→ **DATASET EXTRACT**
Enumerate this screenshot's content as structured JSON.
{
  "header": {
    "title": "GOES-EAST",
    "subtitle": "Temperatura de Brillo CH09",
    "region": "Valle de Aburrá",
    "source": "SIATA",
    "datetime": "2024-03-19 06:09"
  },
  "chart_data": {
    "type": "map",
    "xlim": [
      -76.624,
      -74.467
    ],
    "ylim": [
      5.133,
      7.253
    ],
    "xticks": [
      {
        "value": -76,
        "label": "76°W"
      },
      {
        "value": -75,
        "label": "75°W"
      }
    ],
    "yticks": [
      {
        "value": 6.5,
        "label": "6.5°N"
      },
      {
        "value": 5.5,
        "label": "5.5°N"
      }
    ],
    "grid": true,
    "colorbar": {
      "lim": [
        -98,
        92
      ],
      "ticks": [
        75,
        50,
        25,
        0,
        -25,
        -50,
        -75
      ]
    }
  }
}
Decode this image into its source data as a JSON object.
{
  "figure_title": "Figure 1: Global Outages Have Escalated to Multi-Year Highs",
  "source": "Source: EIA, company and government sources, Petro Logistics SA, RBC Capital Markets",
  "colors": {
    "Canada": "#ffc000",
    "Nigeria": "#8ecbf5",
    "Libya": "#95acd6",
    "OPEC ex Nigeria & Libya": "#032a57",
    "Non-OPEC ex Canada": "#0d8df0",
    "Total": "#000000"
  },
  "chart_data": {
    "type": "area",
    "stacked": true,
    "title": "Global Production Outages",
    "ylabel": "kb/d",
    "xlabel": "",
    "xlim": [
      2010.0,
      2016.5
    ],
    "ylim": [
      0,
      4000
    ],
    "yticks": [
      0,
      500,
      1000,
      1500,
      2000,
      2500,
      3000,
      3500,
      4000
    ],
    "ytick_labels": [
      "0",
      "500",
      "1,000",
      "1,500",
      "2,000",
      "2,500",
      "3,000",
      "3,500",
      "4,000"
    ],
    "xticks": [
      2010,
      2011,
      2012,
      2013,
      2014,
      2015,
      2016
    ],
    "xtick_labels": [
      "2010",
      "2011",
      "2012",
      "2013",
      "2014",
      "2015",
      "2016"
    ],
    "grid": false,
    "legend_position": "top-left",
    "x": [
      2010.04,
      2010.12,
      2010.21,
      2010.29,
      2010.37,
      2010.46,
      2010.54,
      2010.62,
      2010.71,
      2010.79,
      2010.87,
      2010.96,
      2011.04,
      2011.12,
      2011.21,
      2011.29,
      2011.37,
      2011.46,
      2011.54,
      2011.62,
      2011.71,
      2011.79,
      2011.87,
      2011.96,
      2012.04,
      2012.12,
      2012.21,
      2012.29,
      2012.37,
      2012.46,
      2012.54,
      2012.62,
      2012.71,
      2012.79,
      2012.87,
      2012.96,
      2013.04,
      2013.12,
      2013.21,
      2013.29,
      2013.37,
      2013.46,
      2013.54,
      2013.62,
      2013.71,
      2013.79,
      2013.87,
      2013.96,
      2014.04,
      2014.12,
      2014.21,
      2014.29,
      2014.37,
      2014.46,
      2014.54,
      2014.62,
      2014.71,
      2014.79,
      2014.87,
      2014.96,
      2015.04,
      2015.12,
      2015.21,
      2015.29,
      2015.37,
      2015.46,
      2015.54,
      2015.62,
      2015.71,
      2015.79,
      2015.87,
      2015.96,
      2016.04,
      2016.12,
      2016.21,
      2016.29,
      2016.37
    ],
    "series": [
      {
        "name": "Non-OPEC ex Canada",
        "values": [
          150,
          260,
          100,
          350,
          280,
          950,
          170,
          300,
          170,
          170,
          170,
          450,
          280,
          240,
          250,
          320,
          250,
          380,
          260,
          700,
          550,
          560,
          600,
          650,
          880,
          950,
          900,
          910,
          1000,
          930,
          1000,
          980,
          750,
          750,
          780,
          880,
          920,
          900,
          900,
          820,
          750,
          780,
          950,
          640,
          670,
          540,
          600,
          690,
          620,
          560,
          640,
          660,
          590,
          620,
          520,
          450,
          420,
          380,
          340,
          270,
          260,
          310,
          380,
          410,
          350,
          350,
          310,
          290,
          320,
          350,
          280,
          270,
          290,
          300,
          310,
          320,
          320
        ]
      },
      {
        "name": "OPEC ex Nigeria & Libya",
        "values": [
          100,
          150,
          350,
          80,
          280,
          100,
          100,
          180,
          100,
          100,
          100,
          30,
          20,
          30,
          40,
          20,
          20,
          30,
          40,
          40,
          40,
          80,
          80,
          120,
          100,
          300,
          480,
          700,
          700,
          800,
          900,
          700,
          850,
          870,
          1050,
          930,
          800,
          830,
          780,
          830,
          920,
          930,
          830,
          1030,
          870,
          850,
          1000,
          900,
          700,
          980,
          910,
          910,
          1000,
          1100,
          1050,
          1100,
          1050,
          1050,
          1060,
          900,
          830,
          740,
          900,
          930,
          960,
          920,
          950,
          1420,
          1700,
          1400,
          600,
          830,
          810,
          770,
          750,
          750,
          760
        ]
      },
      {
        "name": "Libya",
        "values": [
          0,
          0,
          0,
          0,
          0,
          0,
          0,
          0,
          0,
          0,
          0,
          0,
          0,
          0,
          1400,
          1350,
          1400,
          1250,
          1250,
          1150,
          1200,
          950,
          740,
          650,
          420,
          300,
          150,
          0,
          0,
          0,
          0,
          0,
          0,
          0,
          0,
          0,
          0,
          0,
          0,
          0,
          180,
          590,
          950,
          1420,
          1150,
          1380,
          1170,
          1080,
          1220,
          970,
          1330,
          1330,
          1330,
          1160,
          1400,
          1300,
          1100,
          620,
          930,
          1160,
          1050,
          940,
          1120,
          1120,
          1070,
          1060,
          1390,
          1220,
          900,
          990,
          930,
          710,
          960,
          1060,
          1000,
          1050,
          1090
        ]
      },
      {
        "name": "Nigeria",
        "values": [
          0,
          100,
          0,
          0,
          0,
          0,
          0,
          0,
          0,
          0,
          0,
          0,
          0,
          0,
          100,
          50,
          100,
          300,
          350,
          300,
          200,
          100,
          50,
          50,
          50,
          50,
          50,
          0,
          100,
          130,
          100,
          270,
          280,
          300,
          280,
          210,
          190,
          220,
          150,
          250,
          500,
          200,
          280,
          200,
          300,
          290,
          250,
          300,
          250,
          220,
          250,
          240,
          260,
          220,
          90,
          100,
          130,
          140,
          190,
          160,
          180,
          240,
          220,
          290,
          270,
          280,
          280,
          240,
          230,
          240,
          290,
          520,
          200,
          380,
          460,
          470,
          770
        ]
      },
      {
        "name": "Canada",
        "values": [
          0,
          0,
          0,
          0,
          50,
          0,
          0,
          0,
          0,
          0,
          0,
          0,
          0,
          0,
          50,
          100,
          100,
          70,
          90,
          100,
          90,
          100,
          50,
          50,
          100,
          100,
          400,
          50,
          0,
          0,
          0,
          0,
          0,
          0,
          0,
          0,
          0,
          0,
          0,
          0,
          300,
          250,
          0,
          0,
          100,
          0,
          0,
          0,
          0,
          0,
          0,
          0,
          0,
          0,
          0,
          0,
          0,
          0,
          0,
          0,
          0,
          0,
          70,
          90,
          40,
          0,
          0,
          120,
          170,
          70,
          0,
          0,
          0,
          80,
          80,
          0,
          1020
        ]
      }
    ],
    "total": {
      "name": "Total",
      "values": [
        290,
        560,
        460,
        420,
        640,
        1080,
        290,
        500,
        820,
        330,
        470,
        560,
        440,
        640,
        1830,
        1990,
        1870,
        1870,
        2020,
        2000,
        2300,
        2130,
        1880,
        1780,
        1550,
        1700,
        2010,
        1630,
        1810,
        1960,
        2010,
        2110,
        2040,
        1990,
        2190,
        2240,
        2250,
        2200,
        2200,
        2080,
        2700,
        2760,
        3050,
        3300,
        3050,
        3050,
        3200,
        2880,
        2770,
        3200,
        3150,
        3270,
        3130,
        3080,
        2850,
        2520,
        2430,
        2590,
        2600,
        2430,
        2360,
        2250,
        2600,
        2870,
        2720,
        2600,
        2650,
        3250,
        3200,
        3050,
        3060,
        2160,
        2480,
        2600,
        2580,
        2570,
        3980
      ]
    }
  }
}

→ **PROBLEM STATEMENT**
Copy out all lines above that include the string "Global".

→ **TASK OUTPUT**
  "figure_title": "Figure 1: Global Outages Have Escalated to Multi-Year Highs",
    "title": "Global Production Outages",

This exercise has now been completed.